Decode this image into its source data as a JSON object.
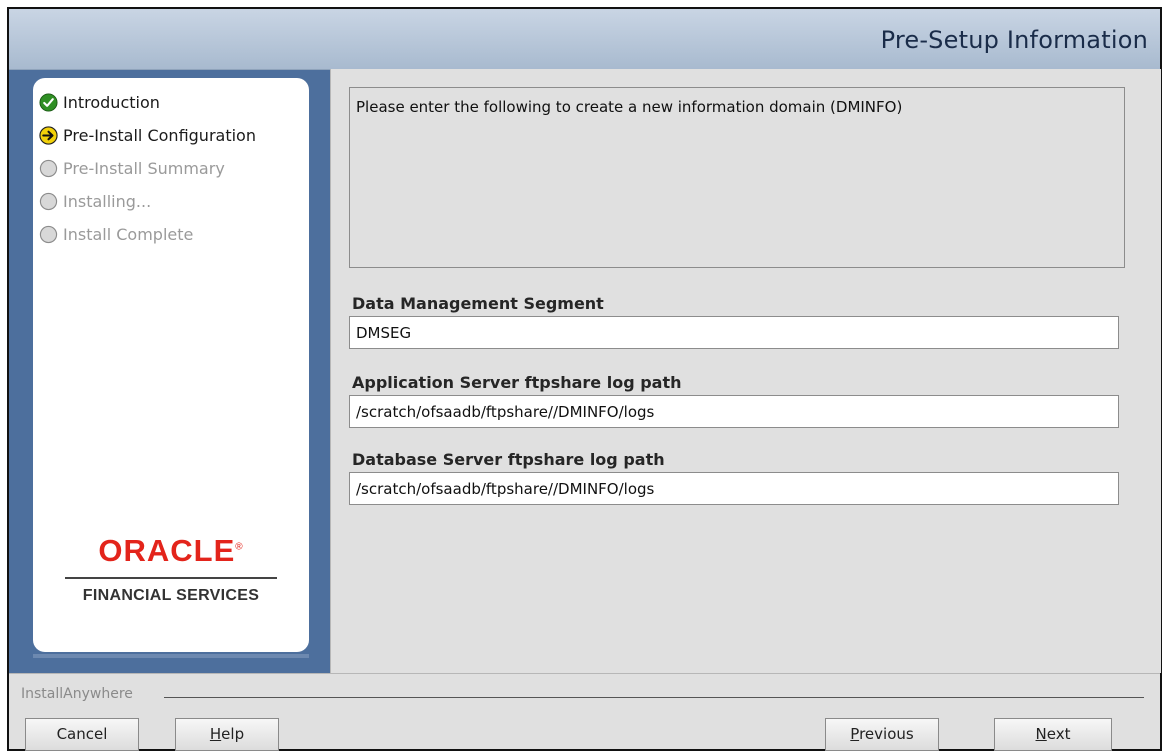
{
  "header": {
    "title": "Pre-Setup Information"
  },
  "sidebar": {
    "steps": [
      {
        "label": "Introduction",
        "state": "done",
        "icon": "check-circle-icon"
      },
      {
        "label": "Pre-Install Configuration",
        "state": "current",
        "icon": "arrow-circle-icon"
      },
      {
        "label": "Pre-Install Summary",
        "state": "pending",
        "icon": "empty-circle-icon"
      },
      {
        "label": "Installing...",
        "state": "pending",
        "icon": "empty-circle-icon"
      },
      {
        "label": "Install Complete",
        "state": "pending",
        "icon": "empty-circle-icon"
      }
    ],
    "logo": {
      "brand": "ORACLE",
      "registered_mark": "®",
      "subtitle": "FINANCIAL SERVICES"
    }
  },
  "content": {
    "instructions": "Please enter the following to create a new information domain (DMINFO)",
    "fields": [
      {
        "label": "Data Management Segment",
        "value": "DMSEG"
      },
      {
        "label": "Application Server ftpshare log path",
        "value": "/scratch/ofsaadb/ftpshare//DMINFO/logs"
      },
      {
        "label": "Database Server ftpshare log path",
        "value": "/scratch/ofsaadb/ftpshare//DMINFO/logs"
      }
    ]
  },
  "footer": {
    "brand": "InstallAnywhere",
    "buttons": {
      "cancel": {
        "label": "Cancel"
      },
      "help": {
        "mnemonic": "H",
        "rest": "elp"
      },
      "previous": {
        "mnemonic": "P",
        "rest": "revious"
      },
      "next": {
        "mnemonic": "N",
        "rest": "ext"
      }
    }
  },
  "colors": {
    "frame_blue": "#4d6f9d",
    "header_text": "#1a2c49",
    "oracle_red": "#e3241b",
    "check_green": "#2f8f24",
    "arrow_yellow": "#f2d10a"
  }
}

* * *

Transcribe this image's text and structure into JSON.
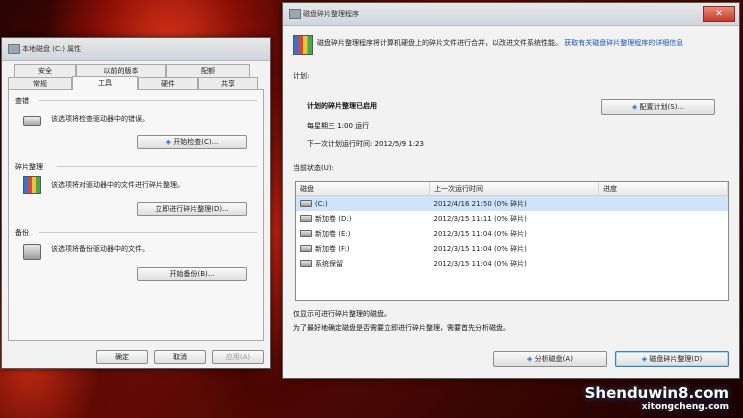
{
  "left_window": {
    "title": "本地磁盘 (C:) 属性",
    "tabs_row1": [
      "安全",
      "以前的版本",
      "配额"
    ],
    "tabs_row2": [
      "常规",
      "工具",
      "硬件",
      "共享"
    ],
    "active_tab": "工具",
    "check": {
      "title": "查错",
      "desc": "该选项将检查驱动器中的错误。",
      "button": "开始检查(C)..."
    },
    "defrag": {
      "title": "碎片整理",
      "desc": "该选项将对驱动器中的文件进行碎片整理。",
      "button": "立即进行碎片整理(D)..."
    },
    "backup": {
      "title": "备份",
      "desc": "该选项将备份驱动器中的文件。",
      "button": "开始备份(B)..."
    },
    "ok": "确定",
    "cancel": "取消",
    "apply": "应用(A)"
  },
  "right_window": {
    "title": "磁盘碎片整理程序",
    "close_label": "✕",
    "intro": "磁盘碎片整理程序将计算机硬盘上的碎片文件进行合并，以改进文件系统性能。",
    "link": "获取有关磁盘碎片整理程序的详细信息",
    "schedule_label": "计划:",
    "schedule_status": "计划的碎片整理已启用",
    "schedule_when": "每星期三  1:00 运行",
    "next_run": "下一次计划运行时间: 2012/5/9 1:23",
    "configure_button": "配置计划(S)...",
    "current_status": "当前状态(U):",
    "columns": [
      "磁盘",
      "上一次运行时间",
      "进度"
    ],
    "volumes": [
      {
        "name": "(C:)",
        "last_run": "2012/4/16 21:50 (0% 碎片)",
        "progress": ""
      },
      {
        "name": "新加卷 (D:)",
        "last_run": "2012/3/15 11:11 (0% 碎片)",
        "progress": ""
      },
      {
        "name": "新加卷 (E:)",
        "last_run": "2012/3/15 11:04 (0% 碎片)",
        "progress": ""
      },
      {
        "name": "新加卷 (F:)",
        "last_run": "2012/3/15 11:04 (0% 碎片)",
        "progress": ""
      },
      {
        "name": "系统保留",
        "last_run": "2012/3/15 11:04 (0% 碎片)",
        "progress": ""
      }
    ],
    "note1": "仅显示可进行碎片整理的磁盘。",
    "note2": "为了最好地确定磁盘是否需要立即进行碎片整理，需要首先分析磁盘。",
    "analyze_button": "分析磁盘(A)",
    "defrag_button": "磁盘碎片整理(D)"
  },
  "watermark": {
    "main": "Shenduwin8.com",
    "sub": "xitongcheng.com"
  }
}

» Exercise instructions
Show every line from the listing above in which the string "brand" appears.

» Exercise solution
      "brand": "ORACLE",
    "brand": "InstallAnywhere",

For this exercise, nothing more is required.